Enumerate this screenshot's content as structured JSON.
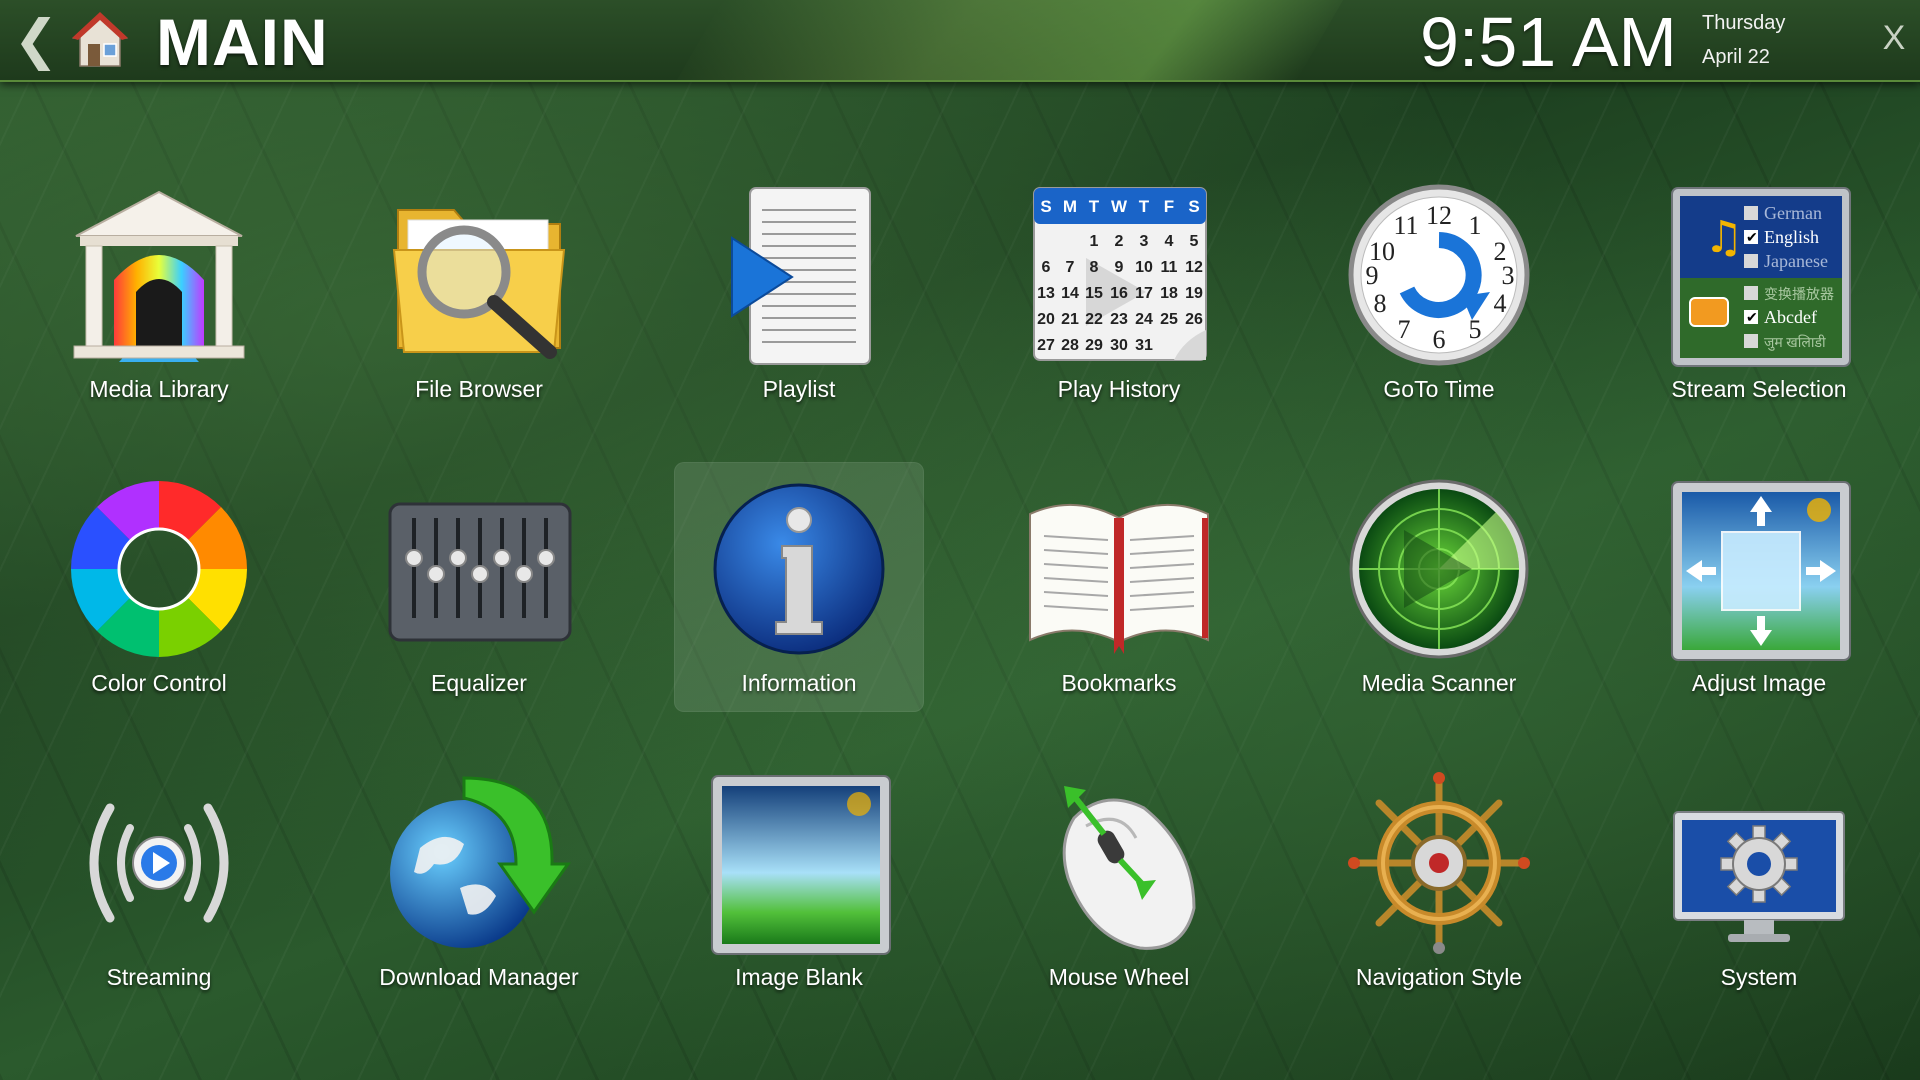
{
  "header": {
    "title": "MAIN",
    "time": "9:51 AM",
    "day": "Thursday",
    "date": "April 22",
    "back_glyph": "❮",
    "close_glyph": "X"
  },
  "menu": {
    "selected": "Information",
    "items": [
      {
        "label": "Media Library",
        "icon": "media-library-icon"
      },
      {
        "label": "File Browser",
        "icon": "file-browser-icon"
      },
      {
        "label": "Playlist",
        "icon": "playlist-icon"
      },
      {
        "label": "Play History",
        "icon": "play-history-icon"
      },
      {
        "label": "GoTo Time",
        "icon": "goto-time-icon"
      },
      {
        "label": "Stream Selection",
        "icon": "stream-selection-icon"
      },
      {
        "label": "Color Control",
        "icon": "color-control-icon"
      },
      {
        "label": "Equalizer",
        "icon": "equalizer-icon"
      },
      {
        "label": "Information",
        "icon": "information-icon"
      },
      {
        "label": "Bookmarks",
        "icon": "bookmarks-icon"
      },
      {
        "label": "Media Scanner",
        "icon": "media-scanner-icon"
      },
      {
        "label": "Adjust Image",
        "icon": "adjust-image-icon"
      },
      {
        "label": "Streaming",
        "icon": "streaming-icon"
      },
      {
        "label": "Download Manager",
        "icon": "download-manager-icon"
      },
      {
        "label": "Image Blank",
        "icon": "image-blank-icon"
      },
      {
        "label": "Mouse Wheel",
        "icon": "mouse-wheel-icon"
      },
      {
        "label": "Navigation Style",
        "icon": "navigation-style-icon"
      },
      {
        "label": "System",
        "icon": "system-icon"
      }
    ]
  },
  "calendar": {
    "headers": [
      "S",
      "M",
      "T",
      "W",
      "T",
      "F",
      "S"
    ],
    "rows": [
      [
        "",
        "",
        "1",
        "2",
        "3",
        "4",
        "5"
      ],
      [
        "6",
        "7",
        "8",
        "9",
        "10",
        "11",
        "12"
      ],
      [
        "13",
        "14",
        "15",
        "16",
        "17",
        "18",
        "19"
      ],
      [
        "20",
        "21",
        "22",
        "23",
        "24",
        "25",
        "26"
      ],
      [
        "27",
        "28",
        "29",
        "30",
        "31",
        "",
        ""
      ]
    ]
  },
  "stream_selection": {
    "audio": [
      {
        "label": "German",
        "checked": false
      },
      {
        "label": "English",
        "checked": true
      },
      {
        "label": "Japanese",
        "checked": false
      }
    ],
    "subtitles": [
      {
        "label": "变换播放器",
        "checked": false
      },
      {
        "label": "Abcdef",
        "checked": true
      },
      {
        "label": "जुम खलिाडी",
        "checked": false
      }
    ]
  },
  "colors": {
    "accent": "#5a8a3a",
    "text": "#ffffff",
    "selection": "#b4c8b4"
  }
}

**AIM OF THE TASK:** Write out each line of the data exactly; the images should be left out.

**ANSWER FOR THE TASK:**
Enumerate this screenshot's content as structured JSON.
{
  "header": {
    "title": "MAIN",
    "time": "9:51 AM",
    "day": "Thursday",
    "date": "April 22",
    "back_glyph": "❮",
    "close_glyph": "X"
  },
  "menu": {
    "selected": "Information",
    "items": [
      {
        "label": "Media Library",
        "icon": "media-library-icon"
      },
      {
        "label": "File Browser",
        "icon": "file-browser-icon"
      },
      {
        "label": "Playlist",
        "icon": "playlist-icon"
      },
      {
        "label": "Play History",
        "icon": "play-history-icon"
      },
      {
        "label": "GoTo Time",
        "icon": "goto-time-icon"
      },
      {
        "label": "Stream Selection",
        "icon": "stream-selection-icon"
      },
      {
        "label": "Color Control",
        "icon": "color-control-icon"
      },
      {
        "label": "Equalizer",
        "icon": "equalizer-icon"
      },
      {
        "label": "Information",
        "icon": "information-icon"
      },
      {
        "label": "Bookmarks",
        "icon": "bookmarks-icon"
      },
      {
        "label": "Media Scanner",
        "icon": "media-scanner-icon"
      },
      {
        "label": "Adjust Image",
        "icon": "adjust-image-icon"
      },
      {
        "label": "Streaming",
        "icon": "streaming-icon"
      },
      {
        "label": "Download Manager",
        "icon": "download-manager-icon"
      },
      {
        "label": "Image Blank",
        "icon": "image-blank-icon"
      },
      {
        "label": "Mouse Wheel",
        "icon": "mouse-wheel-icon"
      },
      {
        "label": "Navigation Style",
        "icon": "navigation-style-icon"
      },
      {
        "label": "System",
        "icon": "system-icon"
      }
    ]
  },
  "calendar": {
    "headers": [
      "S",
      "M",
      "T",
      "W",
      "T",
      "F",
      "S"
    ],
    "rows": [
      [
        "",
        "",
        "1",
        "2",
        "3",
        "4",
        "5"
      ],
      [
        "6",
        "7",
        "8",
        "9",
        "10",
        "11",
        "12"
      ],
      [
        "13",
        "14",
        "15",
        "16",
        "17",
        "18",
        "19"
      ],
      [
        "20",
        "21",
        "22",
        "23",
        "24",
        "25",
        "26"
      ],
      [
        "27",
        "28",
        "29",
        "30",
        "31",
        "",
        ""
      ]
    ]
  },
  "stream_selection": {
    "audio": [
      {
        "label": "German",
        "checked": false
      },
      {
        "label": "English",
        "checked": true
      },
      {
        "label": "Japanese",
        "checked": false
      }
    ],
    "subtitles": [
      {
        "label": "变换播放器",
        "checked": false
      },
      {
        "label": "Abcdef",
        "checked": true
      },
      {
        "label": "जुम खलिाडी",
        "checked": false
      }
    ]
  },
  "colors": {
    "accent": "#5a8a3a",
    "text": "#ffffff",
    "selection": "#b4c8b4"
  }
}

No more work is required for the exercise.